◆ **DIRECTIONS FOR THIS TASK**:
Count every line in the following entries where the word "JSON" appears. Give the count alone.

◆ **DATA EXTRACT**:
+--
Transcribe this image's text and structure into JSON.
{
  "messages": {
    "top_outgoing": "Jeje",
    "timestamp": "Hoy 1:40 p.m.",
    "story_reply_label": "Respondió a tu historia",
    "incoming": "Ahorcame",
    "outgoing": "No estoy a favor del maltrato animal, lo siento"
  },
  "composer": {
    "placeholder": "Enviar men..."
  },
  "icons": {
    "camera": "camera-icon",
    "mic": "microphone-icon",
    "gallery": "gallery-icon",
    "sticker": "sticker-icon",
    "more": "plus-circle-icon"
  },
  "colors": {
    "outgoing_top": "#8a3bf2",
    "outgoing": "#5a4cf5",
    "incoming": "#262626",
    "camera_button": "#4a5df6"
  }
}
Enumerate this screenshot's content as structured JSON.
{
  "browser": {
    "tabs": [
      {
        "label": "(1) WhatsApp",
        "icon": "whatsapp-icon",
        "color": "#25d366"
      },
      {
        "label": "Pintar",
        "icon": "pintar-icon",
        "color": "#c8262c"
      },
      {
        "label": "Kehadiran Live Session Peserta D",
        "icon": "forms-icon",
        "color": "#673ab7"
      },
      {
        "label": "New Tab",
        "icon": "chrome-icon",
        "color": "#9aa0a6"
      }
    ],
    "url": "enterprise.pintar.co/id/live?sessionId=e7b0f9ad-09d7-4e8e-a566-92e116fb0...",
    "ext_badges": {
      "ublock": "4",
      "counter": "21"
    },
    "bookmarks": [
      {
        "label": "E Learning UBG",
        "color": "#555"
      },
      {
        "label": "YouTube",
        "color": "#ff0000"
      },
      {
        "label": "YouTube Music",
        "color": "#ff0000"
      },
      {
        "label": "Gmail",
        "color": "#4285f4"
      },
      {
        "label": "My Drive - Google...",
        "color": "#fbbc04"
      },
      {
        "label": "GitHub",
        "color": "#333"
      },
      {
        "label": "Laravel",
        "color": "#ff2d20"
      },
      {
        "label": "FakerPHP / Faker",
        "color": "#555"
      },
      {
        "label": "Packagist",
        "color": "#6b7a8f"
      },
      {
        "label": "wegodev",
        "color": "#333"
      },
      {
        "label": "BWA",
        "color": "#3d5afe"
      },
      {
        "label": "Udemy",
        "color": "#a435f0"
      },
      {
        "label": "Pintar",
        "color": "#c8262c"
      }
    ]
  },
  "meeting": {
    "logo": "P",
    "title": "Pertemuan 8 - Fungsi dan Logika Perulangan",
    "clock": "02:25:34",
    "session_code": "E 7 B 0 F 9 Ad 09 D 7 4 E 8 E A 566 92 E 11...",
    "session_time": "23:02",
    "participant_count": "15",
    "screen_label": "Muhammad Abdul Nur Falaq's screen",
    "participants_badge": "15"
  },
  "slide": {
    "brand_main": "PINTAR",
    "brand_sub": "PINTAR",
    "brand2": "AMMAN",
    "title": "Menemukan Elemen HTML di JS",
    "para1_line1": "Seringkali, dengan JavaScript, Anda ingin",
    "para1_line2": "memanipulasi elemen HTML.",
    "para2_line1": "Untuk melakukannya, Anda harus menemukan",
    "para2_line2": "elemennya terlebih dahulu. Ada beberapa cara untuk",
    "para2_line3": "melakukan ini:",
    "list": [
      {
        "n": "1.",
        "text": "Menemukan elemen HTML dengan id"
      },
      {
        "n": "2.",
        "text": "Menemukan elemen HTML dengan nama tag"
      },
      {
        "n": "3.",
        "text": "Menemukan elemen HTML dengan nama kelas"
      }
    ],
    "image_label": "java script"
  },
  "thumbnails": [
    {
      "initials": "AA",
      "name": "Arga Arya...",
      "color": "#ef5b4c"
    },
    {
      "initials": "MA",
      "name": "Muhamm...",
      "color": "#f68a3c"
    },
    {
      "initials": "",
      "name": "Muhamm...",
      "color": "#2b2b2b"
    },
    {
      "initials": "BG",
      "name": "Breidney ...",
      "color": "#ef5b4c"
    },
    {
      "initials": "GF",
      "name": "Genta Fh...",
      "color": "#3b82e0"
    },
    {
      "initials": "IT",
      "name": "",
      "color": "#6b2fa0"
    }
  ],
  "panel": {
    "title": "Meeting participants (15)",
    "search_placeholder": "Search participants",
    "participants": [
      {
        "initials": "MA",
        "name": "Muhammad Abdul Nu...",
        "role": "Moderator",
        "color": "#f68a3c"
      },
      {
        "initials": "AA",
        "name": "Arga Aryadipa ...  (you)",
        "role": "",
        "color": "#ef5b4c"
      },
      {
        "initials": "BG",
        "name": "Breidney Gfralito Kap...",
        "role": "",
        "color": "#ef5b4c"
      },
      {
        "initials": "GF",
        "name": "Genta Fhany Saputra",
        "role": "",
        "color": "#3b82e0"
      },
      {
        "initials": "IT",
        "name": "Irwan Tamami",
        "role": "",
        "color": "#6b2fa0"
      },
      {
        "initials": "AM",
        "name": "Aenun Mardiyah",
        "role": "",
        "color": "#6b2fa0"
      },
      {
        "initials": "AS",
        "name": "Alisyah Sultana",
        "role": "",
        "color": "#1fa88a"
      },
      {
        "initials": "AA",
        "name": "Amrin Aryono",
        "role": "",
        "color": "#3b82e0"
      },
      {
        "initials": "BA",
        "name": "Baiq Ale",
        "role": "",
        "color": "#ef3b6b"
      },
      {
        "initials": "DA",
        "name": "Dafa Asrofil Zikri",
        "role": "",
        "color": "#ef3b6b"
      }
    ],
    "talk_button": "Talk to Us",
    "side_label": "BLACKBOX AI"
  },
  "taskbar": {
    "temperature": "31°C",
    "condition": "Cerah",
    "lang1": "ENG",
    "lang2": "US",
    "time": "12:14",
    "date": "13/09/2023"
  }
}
+--
◆ **RESPONSE FOR THIS EXERCISE**:
2